**GIVEN REQUEST**
Give the data below again exactly as it stands. Omit the pictures.

**RECORDED INFORMATION**
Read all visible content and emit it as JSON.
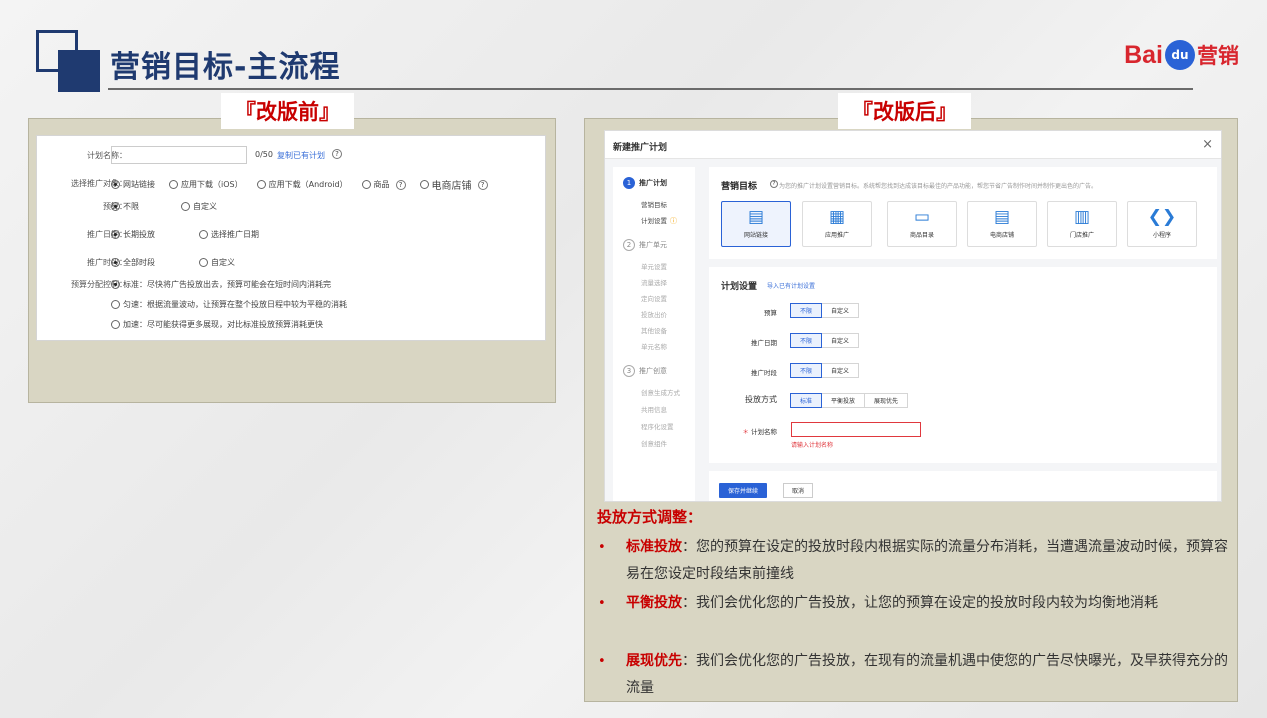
{
  "header": {
    "title": "营销目标-主流程",
    "brand_bai": "Bai",
    "brand_du": "du",
    "brand_marketing": "营销"
  },
  "labels": {
    "before": "『改版前』",
    "after": "『改版后』"
  },
  "before_form": {
    "plan_name_label": "计划名称：",
    "plan_name_count": "0/50",
    "copy_link": "复制已有计划",
    "target_label": "选择推广对象：",
    "target_options": [
      "网站链接",
      "应用下载（iOS）",
      "应用下载（Android）",
      "商品",
      "电商店铺"
    ],
    "budget_label": "预算：",
    "budget_options": [
      "不限",
      "自定义"
    ],
    "date_label": "推广日期：",
    "date_options": [
      "长期投放",
      "选择推广日期"
    ],
    "time_label": "推广时段：",
    "time_options": [
      "全部时段",
      "自定义"
    ],
    "pacing_label": "预算分配控制：",
    "pacing_options": [
      "标准：尽快将广告投放出去，预算可能会在短时间内消耗完",
      "匀速：根据流量波动，让预算在整个投放日程中较为平稳的消耗",
      "加速：尽可能获得更多展现，对比标准投放预算消耗更快"
    ]
  },
  "dialog": {
    "title": "新建推广计划",
    "close": "×",
    "steps": [
      {
        "num": "1",
        "label": "推广计划",
        "subs": [
          "营销目标",
          "计划设置"
        ]
      },
      {
        "num": "2",
        "label": "推广单元",
        "subs": [
          "单元设置",
          "流量选择",
          "定向设置",
          "投放出价",
          "其他设备",
          "单元名称"
        ]
      },
      {
        "num": "3",
        "label": "推广创意",
        "subs": [
          "创意生成方式",
          "共用信息",
          "程序化设置",
          "创意组件"
        ]
      }
    ],
    "warn_icon": "ⓘ",
    "goal": {
      "heading": "营销目标",
      "desc": "为您的推广计划设置营销目标。系统帮您找到达成该目标最佳的产品功能，帮您节省广告制作时间并制作更出色的广告。",
      "options": [
        {
          "label": "网站链接",
          "icon": "▤"
        },
        {
          "label": "应用推广",
          "icon": "▦"
        },
        {
          "label": "商品目录",
          "icon": "▭"
        },
        {
          "label": "电商店铺",
          "icon": "▤"
        },
        {
          "label": "门店推广",
          "icon": "▥"
        },
        {
          "label": "小程序",
          "icon": "❮❯"
        }
      ]
    },
    "plan": {
      "heading": "计划设置",
      "import_link": "导入已有计划设置",
      "budget_label": "预算",
      "date_label": "推广日期",
      "time_label": "推广时段",
      "method_label": "投放方式",
      "name_label": "计划名称",
      "required_mark": "＊",
      "unlimited": "不限",
      "custom": "自定义",
      "methods": [
        "标准",
        "平衡投放",
        "展现优先"
      ],
      "name_error": "请输入计划名称"
    },
    "save_button": "保存并继续",
    "cancel_button": "取消"
  },
  "explanation": {
    "heading": "投放方式调整",
    "colon": "：",
    "bullet": "•",
    "items": [
      {
        "term": "标准投放",
        "text": "：您的预算在设定的投放时段内根据实际的流量分布消耗，当遭遇流量波动时候，预算容易在您设定时段结束前撞线"
      },
      {
        "term": "平衡投放",
        "text": "：我们会优化您的广告投放，让您的预算在设定的投放时段内较为均衡地消耗"
      },
      {
        "term": "展现优先",
        "text": "：我们会优化您的广告投放，在现有的流量机遇中使您的广告尽快曝光，及早获得充分的流量"
      }
    ]
  }
}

**FULL ANSWER**
Read all visible content and emit it as JSON.
{
  "header": {
    "title": "营销目标-主流程",
    "brand_bai": "Bai",
    "brand_du": "du",
    "brand_marketing": "营销"
  },
  "labels": {
    "before": "『改版前』",
    "after": "『改版后』"
  },
  "before_form": {
    "plan_name_label": "计划名称：",
    "plan_name_count": "0/50",
    "copy_link": "复制已有计划",
    "target_label": "选择推广对象：",
    "target_options": [
      "网站链接",
      "应用下载（iOS）",
      "应用下载（Android）",
      "商品",
      "电商店铺"
    ],
    "budget_label": "预算：",
    "budget_options": [
      "不限",
      "自定义"
    ],
    "date_label": "推广日期：",
    "date_options": [
      "长期投放",
      "选择推广日期"
    ],
    "time_label": "推广时段：",
    "time_options": [
      "全部时段",
      "自定义"
    ],
    "pacing_label": "预算分配控制：",
    "pacing_options": [
      "标准：尽快将广告投放出去，预算可能会在短时间内消耗完",
      "匀速：根据流量波动，让预算在整个投放日程中较为平稳的消耗",
      "加速：尽可能获得更多展现，对比标准投放预算消耗更快"
    ]
  },
  "dialog": {
    "title": "新建推广计划",
    "close": "×",
    "steps": [
      {
        "num": "1",
        "label": "推广计划",
        "subs": [
          "营销目标",
          "计划设置"
        ]
      },
      {
        "num": "2",
        "label": "推广单元",
        "subs": [
          "单元设置",
          "流量选择",
          "定向设置",
          "投放出价",
          "其他设备",
          "单元名称"
        ]
      },
      {
        "num": "3",
        "label": "推广创意",
        "subs": [
          "创意生成方式",
          "共用信息",
          "程序化设置",
          "创意组件"
        ]
      }
    ],
    "warn_icon": "ⓘ",
    "goal": {
      "heading": "营销目标",
      "desc": "为您的推广计划设置营销目标。系统帮您找到达成该目标最佳的产品功能，帮您节省广告制作时间并制作更出色的广告。",
      "options": [
        {
          "label": "网站链接",
          "icon": "▤"
        },
        {
          "label": "应用推广",
          "icon": "▦"
        },
        {
          "label": "商品目录",
          "icon": "▭"
        },
        {
          "label": "电商店铺",
          "icon": "▤"
        },
        {
          "label": "门店推广",
          "icon": "▥"
        },
        {
          "label": "小程序",
          "icon": "❮❯"
        }
      ]
    },
    "plan": {
      "heading": "计划设置",
      "import_link": "导入已有计划设置",
      "budget_label": "预算",
      "date_label": "推广日期",
      "time_label": "推广时段",
      "method_label": "投放方式",
      "name_label": "计划名称",
      "required_mark": "＊",
      "unlimited": "不限",
      "custom": "自定义",
      "methods": [
        "标准",
        "平衡投放",
        "展现优先"
      ],
      "name_error": "请输入计划名称"
    },
    "save_button": "保存并继续",
    "cancel_button": "取消"
  },
  "explanation": {
    "heading": "投放方式调整",
    "colon": "：",
    "bullet": "•",
    "items": [
      {
        "term": "标准投放",
        "text": "：您的预算在设定的投放时段内根据实际的流量分布消耗，当遭遇流量波动时候，预算容易在您设定时段结束前撞线"
      },
      {
        "term": "平衡投放",
        "text": "：我们会优化您的广告投放，让您的预算在设定的投放时段内较为均衡地消耗"
      },
      {
        "term": "展现优先",
        "text": "：我们会优化您的广告投放，在现有的流量机遇中使您的广告尽快曝光，及早获得充分的流量"
      }
    ]
  }
}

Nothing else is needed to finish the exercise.